■ GOAL OF THE EXERCISE ■
Repeat the material exactly, every line of it.

■ DATASET EXCERPTS ■
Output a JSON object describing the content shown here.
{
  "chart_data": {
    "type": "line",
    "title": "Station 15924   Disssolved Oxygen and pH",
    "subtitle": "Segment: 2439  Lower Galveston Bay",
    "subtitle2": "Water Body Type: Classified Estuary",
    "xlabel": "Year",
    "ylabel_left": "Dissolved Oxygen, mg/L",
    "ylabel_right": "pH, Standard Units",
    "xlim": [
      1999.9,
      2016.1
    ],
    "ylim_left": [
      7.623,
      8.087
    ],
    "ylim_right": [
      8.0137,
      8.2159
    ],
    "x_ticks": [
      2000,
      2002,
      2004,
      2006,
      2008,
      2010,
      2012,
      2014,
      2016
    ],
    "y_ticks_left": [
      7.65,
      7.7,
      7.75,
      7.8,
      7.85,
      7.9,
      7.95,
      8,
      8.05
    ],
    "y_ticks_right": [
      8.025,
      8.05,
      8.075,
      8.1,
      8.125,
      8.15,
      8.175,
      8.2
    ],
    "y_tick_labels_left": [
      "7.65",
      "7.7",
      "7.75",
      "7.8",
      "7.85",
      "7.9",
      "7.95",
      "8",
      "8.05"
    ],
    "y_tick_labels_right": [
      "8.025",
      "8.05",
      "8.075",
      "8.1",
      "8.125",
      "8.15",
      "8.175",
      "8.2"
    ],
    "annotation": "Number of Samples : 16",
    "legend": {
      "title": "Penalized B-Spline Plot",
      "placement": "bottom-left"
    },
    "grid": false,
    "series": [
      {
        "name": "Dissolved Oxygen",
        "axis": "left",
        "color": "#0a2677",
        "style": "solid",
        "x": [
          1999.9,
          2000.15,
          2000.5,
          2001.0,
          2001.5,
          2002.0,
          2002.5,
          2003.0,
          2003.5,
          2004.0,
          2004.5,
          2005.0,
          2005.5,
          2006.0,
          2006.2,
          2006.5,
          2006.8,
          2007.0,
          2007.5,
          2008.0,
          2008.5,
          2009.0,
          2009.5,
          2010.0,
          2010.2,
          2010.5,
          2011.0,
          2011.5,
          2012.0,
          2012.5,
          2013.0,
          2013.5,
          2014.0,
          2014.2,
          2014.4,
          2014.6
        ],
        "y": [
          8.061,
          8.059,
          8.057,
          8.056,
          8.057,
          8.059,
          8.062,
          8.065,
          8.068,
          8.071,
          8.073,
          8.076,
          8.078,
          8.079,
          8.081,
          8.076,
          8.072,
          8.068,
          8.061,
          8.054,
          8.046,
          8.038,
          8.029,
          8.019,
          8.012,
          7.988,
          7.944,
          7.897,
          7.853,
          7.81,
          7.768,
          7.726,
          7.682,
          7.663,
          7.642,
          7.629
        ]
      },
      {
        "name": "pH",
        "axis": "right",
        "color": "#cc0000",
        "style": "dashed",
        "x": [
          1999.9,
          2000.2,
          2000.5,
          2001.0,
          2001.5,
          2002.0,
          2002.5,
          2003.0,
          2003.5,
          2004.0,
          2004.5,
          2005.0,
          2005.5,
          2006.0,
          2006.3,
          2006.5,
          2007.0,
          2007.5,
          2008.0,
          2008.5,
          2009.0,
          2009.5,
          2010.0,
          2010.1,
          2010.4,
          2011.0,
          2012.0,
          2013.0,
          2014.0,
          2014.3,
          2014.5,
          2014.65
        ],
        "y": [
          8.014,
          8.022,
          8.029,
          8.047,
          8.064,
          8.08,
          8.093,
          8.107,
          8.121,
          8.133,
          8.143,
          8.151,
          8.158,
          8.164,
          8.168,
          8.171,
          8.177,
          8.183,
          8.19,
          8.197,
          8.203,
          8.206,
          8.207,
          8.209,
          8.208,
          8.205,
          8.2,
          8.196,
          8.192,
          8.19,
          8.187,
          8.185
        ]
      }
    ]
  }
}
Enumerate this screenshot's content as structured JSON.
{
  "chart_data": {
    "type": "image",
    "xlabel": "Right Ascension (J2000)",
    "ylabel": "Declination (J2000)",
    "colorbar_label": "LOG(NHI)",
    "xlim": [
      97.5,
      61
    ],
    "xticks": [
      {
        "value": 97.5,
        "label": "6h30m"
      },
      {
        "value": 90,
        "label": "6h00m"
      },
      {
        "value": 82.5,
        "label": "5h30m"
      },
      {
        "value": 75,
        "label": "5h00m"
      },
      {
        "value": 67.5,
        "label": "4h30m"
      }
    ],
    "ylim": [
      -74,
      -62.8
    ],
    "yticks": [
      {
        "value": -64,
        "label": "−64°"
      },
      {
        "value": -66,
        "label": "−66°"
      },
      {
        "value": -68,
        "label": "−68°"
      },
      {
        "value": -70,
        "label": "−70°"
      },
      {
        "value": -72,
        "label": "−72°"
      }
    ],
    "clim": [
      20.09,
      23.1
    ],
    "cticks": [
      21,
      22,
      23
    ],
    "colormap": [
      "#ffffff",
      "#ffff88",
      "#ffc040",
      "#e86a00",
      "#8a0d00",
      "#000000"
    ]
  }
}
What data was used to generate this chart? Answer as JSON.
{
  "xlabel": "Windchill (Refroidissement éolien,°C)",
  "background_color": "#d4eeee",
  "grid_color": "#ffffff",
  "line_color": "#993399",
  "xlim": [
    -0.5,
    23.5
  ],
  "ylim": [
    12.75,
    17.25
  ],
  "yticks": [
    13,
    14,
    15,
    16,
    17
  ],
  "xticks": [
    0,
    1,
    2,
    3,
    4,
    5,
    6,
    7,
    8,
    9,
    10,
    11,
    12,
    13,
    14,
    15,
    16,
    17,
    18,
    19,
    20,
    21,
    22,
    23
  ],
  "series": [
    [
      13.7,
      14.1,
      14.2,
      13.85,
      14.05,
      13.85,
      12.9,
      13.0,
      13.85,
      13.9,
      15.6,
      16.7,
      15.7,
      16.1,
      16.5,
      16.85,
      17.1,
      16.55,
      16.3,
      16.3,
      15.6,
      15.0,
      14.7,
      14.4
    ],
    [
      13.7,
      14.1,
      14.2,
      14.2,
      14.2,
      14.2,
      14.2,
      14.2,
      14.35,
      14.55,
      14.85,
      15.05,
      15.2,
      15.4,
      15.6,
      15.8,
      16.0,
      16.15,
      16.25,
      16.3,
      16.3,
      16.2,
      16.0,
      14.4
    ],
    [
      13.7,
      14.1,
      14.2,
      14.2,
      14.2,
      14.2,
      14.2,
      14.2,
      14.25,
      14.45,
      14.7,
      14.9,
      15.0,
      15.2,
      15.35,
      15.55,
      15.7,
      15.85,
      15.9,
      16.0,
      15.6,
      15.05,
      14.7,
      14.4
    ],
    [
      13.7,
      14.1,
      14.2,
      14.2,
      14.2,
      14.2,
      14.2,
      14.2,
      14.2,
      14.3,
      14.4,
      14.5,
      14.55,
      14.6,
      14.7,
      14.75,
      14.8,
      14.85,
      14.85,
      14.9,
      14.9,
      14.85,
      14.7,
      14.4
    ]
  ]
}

■ RESULT ■
Output a JSON object describing the content shown here.
{
  "chart_data": {
    "type": "line",
    "title": "Station 15924   Disssolved Oxygen and pH",
    "subtitle": "Segment: 2439  Lower Galveston Bay",
    "subtitle2": "Water Body Type: Classified Estuary",
    "xlabel": "Year",
    "ylabel_left": "Dissolved Oxygen, mg/L",
    "ylabel_right": "pH, Standard Units",
    "xlim": [
      1999.9,
      2016.1
    ],
    "ylim_left": [
      7.623,
      8.087
    ],
    "ylim_right": [
      8.0137,
      8.2159
    ],
    "x_ticks": [
      2000,
      2002,
      2004,
      2006,
      2008,
      2010,
      2012,
      2014,
      2016
    ],
    "y_ticks_left": [
      7.65,
      7.7,
      7.75,
      7.8,
      7.85,
      7.9,
      7.95,
      8,
      8.05
    ],
    "y_ticks_right": [
      8.025,
      8.05,
      8.075,
      8.1,
      8.125,
      8.15,
      8.175,
      8.2
    ],
    "y_tick_labels_left": [
      "7.65",
      "7.7",
      "7.75",
      "7.8",
      "7.85",
      "7.9",
      "7.95",
      "8",
      "8.05"
    ],
    "y_tick_labels_right": [
      "8.025",
      "8.05",
      "8.075",
      "8.1",
      "8.125",
      "8.15",
      "8.175",
      "8.2"
    ],
    "annotation": "Number of Samples : 16",
    "legend": {
      "title": "Penalized B-Spline Plot",
      "placement": "bottom-left"
    },
    "grid": false,
    "series": [
      {
        "name": "Dissolved Oxygen",
        "axis": "left",
        "color": "#0a2677",
        "style": "solid",
        "x": [
          1999.9,
          2000.15,
          2000.5,
          2001.0,
          2001.5,
          2002.0,
          2002.5,
          2003.0,
          2003.5,
          2004.0,
          2004.5,
          2005.0,
          2005.5,
          2006.0,
          2006.2,
          2006.5,
          2006.8,
          2007.0,
          2007.5,
          2008.0,
          2008.5,
          2009.0,
          2009.5,
          2010.0,
          2010.2,
          2010.5,
          2011.0,
          2011.5,
          2012.0,
          2012.5,
          2013.0,
          2013.5,
          2014.0,
          2014.2,
          2014.4,
          2014.6
        ],
        "y": [
          8.061,
          8.059,
          8.057,
          8.056,
          8.057,
          8.059,
          8.062,
          8.065,
          8.068,
          8.071,
          8.073,
          8.076,
          8.078,
          8.079,
          8.081,
          8.076,
          8.072,
          8.068,
          8.061,
          8.054,
          8.046,
          8.038,
          8.029,
          8.019,
          8.012,
          7.988,
          7.944,
          7.897,
          7.853,
          7.81,
          7.768,
          7.726,
          7.682,
          7.663,
          7.642,
          7.629
        ]
      },
      {
        "name": "pH",
        "axis": "right",
        "color": "#cc0000",
        "style": "dashed",
        "x": [
          1999.9,
          2000.2,
          2000.5,
          2001.0,
          2001.5,
          2002.0,
          2002.5,
          2003.0,
          2003.5,
          2004.0,
          2004.5,
          2005.0,
          2005.5,
          2006.0,
          2006.3,
          2006.5,
          2007.0,
          2007.5,
          2008.0,
          2008.5,
          2009.0,
          2009.5,
          2010.0,
          2010.1,
          2010.4,
          2011.0,
          2012.0,
          2013.0,
          2014.0,
          2014.3,
          2014.5,
          2014.65
        ],
        "y": [
          8.014,
          8.022,
          8.029,
          8.047,
          8.064,
          8.08,
          8.093,
          8.107,
          8.121,
          8.133,
          8.143,
          8.151,
          8.158,
          8.164,
          8.168,
          8.171,
          8.177,
          8.183,
          8.19,
          8.197,
          8.203,
          8.206,
          8.207,
          8.209,
          8.208,
          8.205,
          8.2,
          8.196,
          8.192,
          8.19,
          8.187,
          8.185
        ]
      }
    ]
  }
}
Enumerate this screenshot's content as structured JSON.
{
  "chart_data": {
    "type": "image",
    "xlabel": "Right Ascension (J2000)",
    "ylabel": "Declination (J2000)",
    "colorbar_label": "LOG(NHI)",
    "xlim": [
      97.5,
      61
    ],
    "xticks": [
      {
        "value": 97.5,
        "label": "6h30m"
      },
      {
        "value": 90,
        "label": "6h00m"
      },
      {
        "value": 82.5,
        "label": "5h30m"
      },
      {
        "value": 75,
        "label": "5h00m"
      },
      {
        "value": 67.5,
        "label": "4h30m"
      }
    ],
    "ylim": [
      -74,
      -62.8
    ],
    "yticks": [
      {
        "value": -64,
        "label": "−64°"
      },
      {
        "value": -66,
        "label": "−66°"
      },
      {
        "value": -68,
        "label": "−68°"
      },
      {
        "value": -70,
        "label": "−70°"
      },
      {
        "value": -72,
        "label": "−72°"
      }
    ],
    "clim": [
      20.09,
      23.1
    ],
    "cticks": [
      21,
      22,
      23
    ],
    "colormap": [
      "#ffffff",
      "#ffff88",
      "#ffc040",
      "#e86a00",
      "#8a0d00",
      "#000000"
    ]
  }
}
What data was used to generate this chart? Answer as JSON.
{
  "xlabel": "Windchill (Refroidissement éolien,°C)",
  "background_color": "#d4eeee",
  "grid_color": "#ffffff",
  "line_color": "#993399",
  "xlim": [
    -0.5,
    23.5
  ],
  "ylim": [
    12.75,
    17.25
  ],
  "yticks": [
    13,
    14,
    15,
    16,
    17
  ],
  "xticks": [
    0,
    1,
    2,
    3,
    4,
    5,
    6,
    7,
    8,
    9,
    10,
    11,
    12,
    13,
    14,
    15,
    16,
    17,
    18,
    19,
    20,
    21,
    22,
    23
  ],
  "series": [
    [
      13.7,
      14.1,
      14.2,
      13.85,
      14.05,
      13.85,
      12.9,
      13.0,
      13.85,
      13.9,
      15.6,
      16.7,
      15.7,
      16.1,
      16.5,
      16.85,
      17.1,
      16.55,
      16.3,
      16.3,
      15.6,
      15.0,
      14.7,
      14.4
    ],
    [
      13.7,
      14.1,
      14.2,
      14.2,
      14.2,
      14.2,
      14.2,
      14.2,
      14.35,
      14.55,
      14.85,
      15.05,
      15.2,
      15.4,
      15.6,
      15.8,
      16.0,
      16.15,
      16.25,
      16.3,
      16.3,
      16.2,
      16.0,
      14.4
    ],
    [
      13.7,
      14.1,
      14.2,
      14.2,
      14.2,
      14.2,
      14.2,
      14.2,
      14.25,
      14.45,
      14.7,
      14.9,
      15.0,
      15.2,
      15.35,
      15.55,
      15.7,
      15.85,
      15.9,
      16.0,
      15.6,
      15.05,
      14.7,
      14.4
    ],
    [
      13.7,
      14.1,
      14.2,
      14.2,
      14.2,
      14.2,
      14.2,
      14.2,
      14.2,
      14.3,
      14.4,
      14.5,
      14.55,
      14.6,
      14.7,
      14.75,
      14.8,
      14.85,
      14.85,
      14.9,
      14.9,
      14.85,
      14.7,
      14.4
    ]
  ]
}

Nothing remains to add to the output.